Figure content listings:
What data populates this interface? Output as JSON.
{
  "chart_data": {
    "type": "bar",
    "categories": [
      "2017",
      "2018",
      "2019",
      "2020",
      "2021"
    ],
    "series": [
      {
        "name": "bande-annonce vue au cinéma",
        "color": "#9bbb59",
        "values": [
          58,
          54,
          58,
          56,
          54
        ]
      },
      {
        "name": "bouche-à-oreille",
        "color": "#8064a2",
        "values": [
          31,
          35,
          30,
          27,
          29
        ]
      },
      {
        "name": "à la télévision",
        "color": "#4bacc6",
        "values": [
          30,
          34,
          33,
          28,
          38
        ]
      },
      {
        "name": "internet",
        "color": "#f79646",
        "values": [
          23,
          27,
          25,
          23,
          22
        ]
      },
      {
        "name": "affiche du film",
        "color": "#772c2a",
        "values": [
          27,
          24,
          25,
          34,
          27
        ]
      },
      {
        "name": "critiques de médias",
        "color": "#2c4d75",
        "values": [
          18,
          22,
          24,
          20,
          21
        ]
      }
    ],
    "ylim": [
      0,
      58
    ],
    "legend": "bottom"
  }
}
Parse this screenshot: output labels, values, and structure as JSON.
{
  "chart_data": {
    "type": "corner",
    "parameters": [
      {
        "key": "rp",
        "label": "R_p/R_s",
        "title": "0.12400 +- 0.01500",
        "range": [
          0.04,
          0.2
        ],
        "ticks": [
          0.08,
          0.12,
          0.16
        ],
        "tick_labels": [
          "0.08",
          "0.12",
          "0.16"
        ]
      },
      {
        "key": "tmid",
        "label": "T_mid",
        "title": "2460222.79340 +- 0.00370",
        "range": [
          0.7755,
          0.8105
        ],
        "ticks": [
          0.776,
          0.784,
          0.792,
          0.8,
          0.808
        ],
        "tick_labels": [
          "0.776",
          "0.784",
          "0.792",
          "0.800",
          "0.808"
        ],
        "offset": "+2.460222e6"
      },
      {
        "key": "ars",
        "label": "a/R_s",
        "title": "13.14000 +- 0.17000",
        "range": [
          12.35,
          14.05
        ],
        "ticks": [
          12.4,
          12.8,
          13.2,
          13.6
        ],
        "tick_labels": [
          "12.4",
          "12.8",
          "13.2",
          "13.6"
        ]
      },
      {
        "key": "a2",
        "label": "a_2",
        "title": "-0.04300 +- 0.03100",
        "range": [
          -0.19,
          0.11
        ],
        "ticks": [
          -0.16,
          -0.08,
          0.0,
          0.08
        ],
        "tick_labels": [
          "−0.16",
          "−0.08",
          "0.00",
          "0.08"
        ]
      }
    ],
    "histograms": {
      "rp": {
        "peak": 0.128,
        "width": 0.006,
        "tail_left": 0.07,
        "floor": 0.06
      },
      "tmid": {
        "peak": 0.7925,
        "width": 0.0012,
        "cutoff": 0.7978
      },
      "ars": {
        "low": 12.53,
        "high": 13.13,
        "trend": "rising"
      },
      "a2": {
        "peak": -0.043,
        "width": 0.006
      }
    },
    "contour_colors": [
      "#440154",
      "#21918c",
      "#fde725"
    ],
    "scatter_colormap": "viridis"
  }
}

● EXERCISE TASK: Locate all lines in the listing above with the word "title". Copy them.

● ANSWER TO THE TASK:
        "title": "0.12400 +- 0.01500",
        "title": "2460222.79340 +- 0.00370",
        "title": "13.14000 +- 0.17000",
        "title": "-0.04300 +- 0.03100",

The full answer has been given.